> _Written task_
Can you write out the whole listing exactly?

> _Records for the exercise_

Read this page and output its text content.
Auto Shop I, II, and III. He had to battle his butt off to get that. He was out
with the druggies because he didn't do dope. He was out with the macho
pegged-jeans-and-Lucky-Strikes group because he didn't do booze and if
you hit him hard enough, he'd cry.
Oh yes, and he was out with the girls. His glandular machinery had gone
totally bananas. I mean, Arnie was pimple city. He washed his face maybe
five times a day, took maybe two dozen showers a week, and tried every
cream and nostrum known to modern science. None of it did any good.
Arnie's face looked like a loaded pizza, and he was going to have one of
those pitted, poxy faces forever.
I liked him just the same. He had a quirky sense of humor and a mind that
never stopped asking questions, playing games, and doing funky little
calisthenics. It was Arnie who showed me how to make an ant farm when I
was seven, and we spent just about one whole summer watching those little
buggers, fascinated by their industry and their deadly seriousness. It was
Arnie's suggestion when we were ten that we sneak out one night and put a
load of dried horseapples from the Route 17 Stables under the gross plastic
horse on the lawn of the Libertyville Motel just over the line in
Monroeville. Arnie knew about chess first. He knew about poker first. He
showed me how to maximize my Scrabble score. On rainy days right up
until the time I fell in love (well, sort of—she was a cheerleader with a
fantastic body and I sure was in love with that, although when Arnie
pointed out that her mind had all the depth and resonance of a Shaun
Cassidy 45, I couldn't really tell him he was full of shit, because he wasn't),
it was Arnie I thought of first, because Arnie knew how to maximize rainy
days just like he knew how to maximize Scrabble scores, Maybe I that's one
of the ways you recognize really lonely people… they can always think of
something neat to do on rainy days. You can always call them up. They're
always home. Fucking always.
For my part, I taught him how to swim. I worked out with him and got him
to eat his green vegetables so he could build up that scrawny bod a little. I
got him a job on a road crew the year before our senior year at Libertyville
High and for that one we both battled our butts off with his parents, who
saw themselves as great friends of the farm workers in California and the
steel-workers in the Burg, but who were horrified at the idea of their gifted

> _Response to the task_
Read this page and output its text content.
Auto Shop I, II, and III. He had to battle his butt off to get that. He was out
with the druggies because he didn't do dope. He was out with the macho
pegged-jeans-and-Lucky-Strikes group because he didn't do booze and if
you hit him hard enough, he'd cry.
Oh yes, and he was out with the girls. His glandular machinery had gone
totally bananas. I mean, Arnie was pimple city. He washed his face maybe
five times a day, took maybe two dozen showers a week, and tried every
cream and nostrum known to modern science. None of it did any good.
Arnie's face looked like a loaded pizza, and he was going to have one of
those pitted, poxy faces forever.
I liked him just the same. He had a quirky sense of humor and a mind that
never stopped asking questions, playing games, and doing funky little
calisthenics. It was Arnie who showed me how to make an ant farm when I
was seven, and we spent just about one whole summer watching those little
buggers, fascinated by their industry and their deadly seriousness. It was
Arnie's suggestion when we were ten that we sneak out one night and put a
load of dried horseapples from the Route 17 Stables under the gross plastic
horse on the lawn of the Libertyville Motel just over the line in
Monroeville. Arnie knew about chess first. He knew about poker first. He
showed me how to maximize my Scrabble score. On rainy days right up
until the time I fell in love (well, sort of—she was a cheerleader with a
fantastic body and I sure was in love with that, although when Arnie
pointed out that her mind had all the depth and resonance of a Shaun
Cassidy 45, I couldn't really tell him he was full of shit, because he wasn't),
it was Arnie I thought of first, because Arnie knew how to maximize rainy
days just like he knew how to maximize Scrabble scores, Maybe I that's one
of the ways you recognize really lonely people… they can always think of
something neat to do on rainy days. You can always call them up. They're
always home. Fucking always.
For my part, I taught him how to swim. I worked out with him and got him
to eat his green vegetables so he could build up that scrawny bod a little. I
got him a job on a road crew the year before our senior year at Libertyville
High and for that one we both battled our butts off with his parents, who
saw themselves as great friends of the farm workers in California and the
steel-workers in the Burg, but who were horrified at the idea of their gifted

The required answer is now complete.